_Task details_. Sift the listing for lines that hold the string "color" and pull them out.

_Source data_.
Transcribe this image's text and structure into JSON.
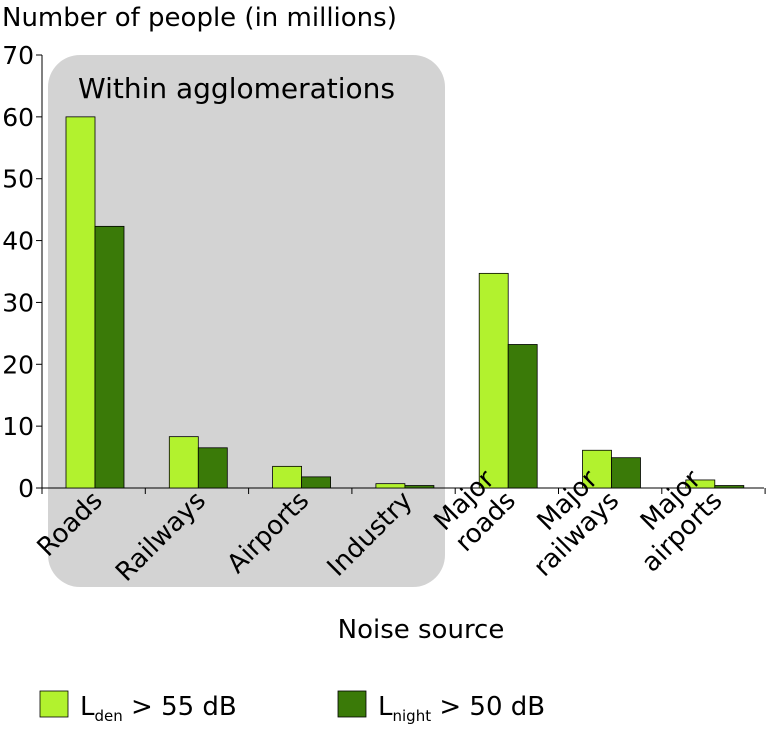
{
  "chart_data": {
    "type": "bar",
    "title": "",
    "ylabel": "Number of people (in millions)",
    "xlabel": "Noise source",
    "ylim": [
      0,
      70
    ],
    "yticks": [
      0,
      10,
      20,
      30,
      40,
      50,
      60,
      70
    ],
    "categories": [
      [
        "Roads"
      ],
      [
        "Railways"
      ],
      [
        "Airports"
      ],
      [
        "Industry"
      ],
      [
        "Major",
        "roads"
      ],
      [
        "Major",
        "railways"
      ],
      [
        "Major",
        "airports"
      ]
    ],
    "series": [
      {
        "name": "L_den > 55 dB",
        "label_main": "L",
        "label_sub": "den",
        "label_rest": " > 55 dB",
        "color": "#b2f22e",
        "values": [
          60,
          8.3,
          3.5,
          0.7,
          34.7,
          6.1,
          1.3
        ]
      },
      {
        "name": "L_night > 50 dB",
        "label_main": "L",
        "label_sub": "night",
        "label_rest": " > 50 dB",
        "color": "#3a7a08",
        "values": [
          42.3,
          6.5,
          1.8,
          0.4,
          23.2,
          4.9,
          0.4
        ]
      }
    ],
    "annotation": "Within agglomerations",
    "legend_position": "bottom"
  }
}
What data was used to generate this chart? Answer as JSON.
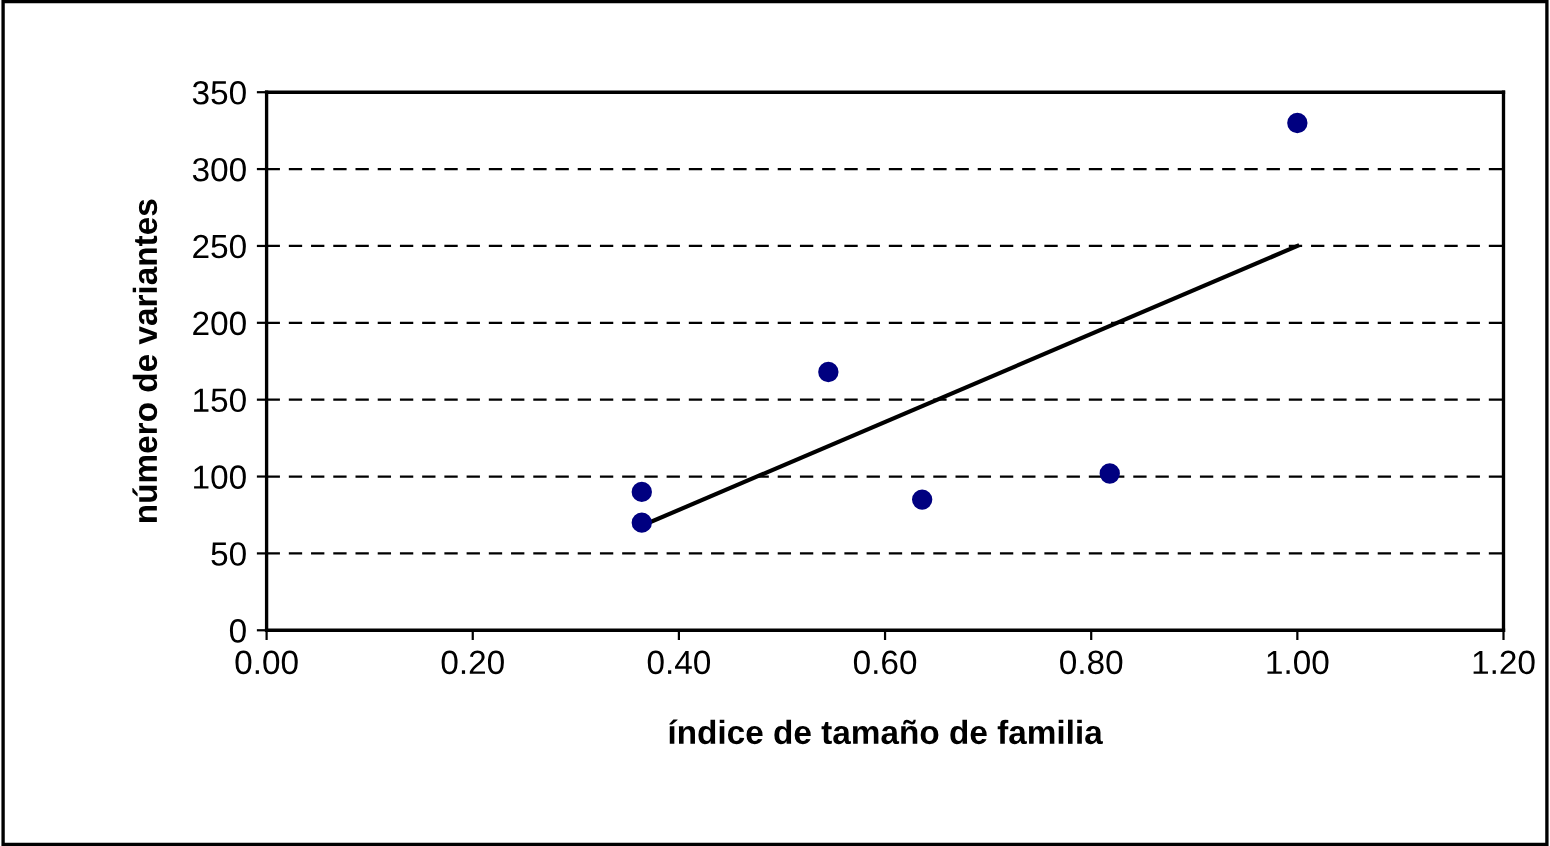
{
  "chart_data": {
    "type": "scatter",
    "xlabel": "índice de tamaño de familia",
    "ylabel": "número de variantes",
    "series": [
      {
        "color": "#000080",
        "x": [
          0.364,
          0.364,
          0.545,
          0.636,
          0.818,
          1.0
        ],
        "values": [
          90,
          70,
          168,
          85,
          102,
          330
        ],
        "marker": "circle"
      },
      {
        "type": "line",
        "color": "#000000",
        "x": [
          0.364,
          1.0
        ],
        "values": [
          68,
          250
        ],
        "line_style": "solid"
      }
    ],
    "xlim": [
      0,
      1.2
    ],
    "xticks": [
      {
        "value": 0,
        "label": "0.00"
      },
      {
        "value": 0.2,
        "label": "0.20"
      },
      {
        "value": 0.4,
        "label": "0.40"
      },
      {
        "value": 0.6,
        "label": "0.60"
      },
      {
        "value": 0.8,
        "label": "0.80"
      },
      {
        "value": 1.0,
        "label": "1.00"
      },
      {
        "value": 1.2,
        "label": "1.20"
      }
    ],
    "ylim": [
      0,
      350
    ],
    "yticks": [
      0,
      50,
      100,
      150,
      200,
      250,
      300,
      350
    ],
    "grid": "y",
    "legend": false
  }
}
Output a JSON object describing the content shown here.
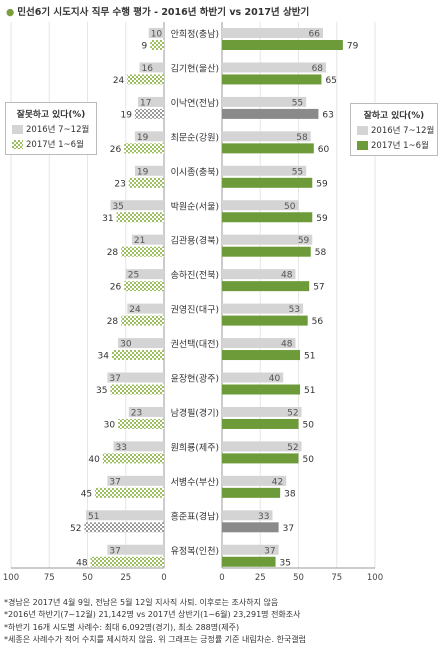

_Output_.
        "color": "#b2f22e",
        "color": "#3a7a08",
        "color": "#000080",
        "color": "#000000",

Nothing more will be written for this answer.